**PROBLEM DETAILS**
Update the diatom project text from "Dynamic Green Ocean Project" to "of biogeochemical models.", changing "major players" to "key contributors".

Dynamic Green Ocean Project

TITLE: the role of diatoms in the Antarctic carbon cycle.
PhD project of Sophie Chollet

SUPERVISOR & CO-SUPERVISORS
Erik Buitenhuis (UEA and BAS), Gill Malin (UEA), Corinne Le Quéré (UEA and BAS)

Phd funded by the School of Environmental sciences, University of East Anglia (UEA) and the National Environmental Research Council (NERC)

PROJECT DESCRIPTION

Diatoms are major players in the global carbon cycle. They are a dominant part of the microphytoplankton size fraction (> 20 um), responsible for about 30% of the oceanic chlorophyll inventory and dominate the export of organic matter from surface waters to the deep ocean (Raven & Waite 2004, Uitz et al. 2006). Thus understanding the role of diatoms in export and air-sea CO2 exchange is an important goal of biogeochemical models.

Sarthou et al. (2005) made a synthesis of diatom data for maximum growth rate as a function of cell volume, photosynthetic parameters, nutrient limitation of uptake rates, elemental composition and loss terms. This shows that whilst the importance of diatoms has been recognised for a long time, there is relatively little information about basic diatom physiology for example: growth rate as a function of temperature, exudation of dissolved organic carbon and light physiology. Such information is needed to parameterise models.

In this PhD project we intend to extend this synthesis to the temperature dependence of growth rate, production of DOC, and light limitation of growth rate. The focus will be the Southern Ocean where diatoms are key players in the carbon cycle, but with the inclusion of temperate and sub-tropical species for comparative purposes. A combination of literature study, laboratory experiments and modelling will be required. Hypotheses about ecosystem functioning and the effects and feedbacks on global change across the Southern Ocean will be tested and comparison will be made with large scale satellite chlorophyll data sets. The student will refine the Dynamic Green Ocean Model (Le Quéré et al. 2005, Buitenhuis et al 2006) to improve the representation of biogeochemical fluxes mediated by diatoms.

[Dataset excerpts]
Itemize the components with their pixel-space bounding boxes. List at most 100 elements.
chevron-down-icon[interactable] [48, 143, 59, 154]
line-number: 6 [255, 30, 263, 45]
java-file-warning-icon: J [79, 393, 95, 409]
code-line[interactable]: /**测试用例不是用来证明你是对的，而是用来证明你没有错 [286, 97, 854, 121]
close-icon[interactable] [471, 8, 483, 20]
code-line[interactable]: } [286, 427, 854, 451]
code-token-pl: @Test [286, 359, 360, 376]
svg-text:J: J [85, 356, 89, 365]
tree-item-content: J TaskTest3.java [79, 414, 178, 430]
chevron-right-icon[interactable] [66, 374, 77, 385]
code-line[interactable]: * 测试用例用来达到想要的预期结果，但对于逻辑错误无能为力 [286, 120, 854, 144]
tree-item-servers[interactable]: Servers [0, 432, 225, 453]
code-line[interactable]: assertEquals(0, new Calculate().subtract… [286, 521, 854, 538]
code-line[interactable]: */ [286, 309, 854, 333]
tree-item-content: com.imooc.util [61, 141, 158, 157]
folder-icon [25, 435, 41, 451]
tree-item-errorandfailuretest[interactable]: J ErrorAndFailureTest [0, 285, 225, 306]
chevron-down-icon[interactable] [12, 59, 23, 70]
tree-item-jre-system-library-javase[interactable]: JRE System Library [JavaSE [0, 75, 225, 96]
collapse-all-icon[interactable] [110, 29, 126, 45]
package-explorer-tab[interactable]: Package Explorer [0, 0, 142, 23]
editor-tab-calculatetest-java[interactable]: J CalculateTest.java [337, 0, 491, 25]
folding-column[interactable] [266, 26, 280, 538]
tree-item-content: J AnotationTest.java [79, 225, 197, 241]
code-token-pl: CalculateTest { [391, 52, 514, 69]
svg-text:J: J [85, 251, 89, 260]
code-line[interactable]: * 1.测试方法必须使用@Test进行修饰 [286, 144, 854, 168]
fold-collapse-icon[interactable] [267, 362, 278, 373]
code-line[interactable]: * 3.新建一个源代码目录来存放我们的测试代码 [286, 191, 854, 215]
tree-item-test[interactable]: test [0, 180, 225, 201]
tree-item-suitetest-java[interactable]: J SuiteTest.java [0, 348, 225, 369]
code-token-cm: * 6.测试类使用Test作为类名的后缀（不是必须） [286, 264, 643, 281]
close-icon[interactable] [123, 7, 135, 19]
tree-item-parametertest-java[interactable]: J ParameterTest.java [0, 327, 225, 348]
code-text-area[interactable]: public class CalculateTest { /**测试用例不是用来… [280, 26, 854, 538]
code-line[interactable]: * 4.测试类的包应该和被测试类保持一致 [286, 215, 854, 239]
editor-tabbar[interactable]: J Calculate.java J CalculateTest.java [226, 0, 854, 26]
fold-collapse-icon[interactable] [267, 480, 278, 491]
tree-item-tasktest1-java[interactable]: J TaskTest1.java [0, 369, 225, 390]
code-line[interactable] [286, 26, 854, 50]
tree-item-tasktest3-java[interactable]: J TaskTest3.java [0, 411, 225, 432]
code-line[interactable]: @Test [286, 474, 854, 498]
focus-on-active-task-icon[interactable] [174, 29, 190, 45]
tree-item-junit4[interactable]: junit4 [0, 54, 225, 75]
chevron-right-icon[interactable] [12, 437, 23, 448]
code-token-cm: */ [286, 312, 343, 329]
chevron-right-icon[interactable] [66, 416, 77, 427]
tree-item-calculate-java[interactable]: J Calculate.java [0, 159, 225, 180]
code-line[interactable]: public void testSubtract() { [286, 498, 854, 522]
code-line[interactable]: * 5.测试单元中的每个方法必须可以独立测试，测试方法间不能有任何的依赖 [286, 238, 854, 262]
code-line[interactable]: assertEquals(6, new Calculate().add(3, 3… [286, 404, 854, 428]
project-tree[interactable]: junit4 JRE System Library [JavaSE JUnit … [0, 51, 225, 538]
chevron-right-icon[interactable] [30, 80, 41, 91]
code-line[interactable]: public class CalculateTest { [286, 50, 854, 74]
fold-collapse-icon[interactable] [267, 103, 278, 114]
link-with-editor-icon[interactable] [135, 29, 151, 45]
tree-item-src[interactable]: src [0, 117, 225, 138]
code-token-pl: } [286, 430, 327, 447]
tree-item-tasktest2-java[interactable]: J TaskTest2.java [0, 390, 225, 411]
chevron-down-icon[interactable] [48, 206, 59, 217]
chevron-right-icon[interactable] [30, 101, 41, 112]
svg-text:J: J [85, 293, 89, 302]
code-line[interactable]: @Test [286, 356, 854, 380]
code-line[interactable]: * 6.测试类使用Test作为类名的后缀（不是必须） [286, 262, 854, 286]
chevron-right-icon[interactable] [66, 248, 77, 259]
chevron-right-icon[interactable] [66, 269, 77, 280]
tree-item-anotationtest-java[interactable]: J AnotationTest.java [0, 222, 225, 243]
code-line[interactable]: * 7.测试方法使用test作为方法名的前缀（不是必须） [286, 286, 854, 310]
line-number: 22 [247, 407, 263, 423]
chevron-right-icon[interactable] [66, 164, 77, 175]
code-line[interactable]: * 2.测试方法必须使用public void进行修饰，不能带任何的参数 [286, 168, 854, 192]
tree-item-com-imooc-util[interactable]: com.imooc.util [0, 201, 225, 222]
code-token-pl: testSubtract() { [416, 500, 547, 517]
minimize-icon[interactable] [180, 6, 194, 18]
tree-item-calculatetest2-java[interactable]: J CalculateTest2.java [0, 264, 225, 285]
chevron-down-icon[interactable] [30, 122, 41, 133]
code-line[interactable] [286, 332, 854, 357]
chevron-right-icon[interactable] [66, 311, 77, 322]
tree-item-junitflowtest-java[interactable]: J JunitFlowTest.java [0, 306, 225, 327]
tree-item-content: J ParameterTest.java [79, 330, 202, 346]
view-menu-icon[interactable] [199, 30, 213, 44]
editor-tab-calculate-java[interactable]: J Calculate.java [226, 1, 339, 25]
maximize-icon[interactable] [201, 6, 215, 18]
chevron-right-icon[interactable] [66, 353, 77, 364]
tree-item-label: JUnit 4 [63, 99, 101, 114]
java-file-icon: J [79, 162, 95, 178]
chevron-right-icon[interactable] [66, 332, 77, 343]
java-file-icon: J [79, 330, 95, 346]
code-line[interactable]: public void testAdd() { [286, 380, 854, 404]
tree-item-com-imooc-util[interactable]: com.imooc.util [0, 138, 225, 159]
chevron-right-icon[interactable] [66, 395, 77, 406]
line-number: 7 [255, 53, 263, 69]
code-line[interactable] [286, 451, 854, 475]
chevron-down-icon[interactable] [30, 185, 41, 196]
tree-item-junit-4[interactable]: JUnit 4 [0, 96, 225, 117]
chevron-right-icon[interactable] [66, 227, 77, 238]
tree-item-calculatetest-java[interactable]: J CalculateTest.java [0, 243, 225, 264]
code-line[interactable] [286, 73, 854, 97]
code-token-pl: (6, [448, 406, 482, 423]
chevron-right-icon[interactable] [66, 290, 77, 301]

**RESPONSE TO THE EXERCISE**
Dynamic Green Ocean Project

TITLE: the role of diatoms in the Antarctic carbon cycle.
PhD project of Sophie Chollet

SUPERVISOR & CO-SUPERVISORS
Erik Buitenhuis (UEA and BAS), Gill Malin (UEA), Corinne Le Quéré (UEA and BAS)

Phd funded by the School of Environmental sciences, University of East Anglia (UEA) and the National Environmental Research Council (NERC)

PROJECT DESCRIPTION

Diatoms are key contributors in the global carbon cycle. They are a dominant part of the microphytoplankton size fraction (> 20 um), responsible for about 30% of the oceanic chlorophyll inventory and dominate the export of organic matter from surface waters to the deep ocean (Raven & Waite 2004, Uitz et al. 2006). Thus understanding the role of diatoms in export and air-sea CO2 exchange is an important goal of biogeochemical models.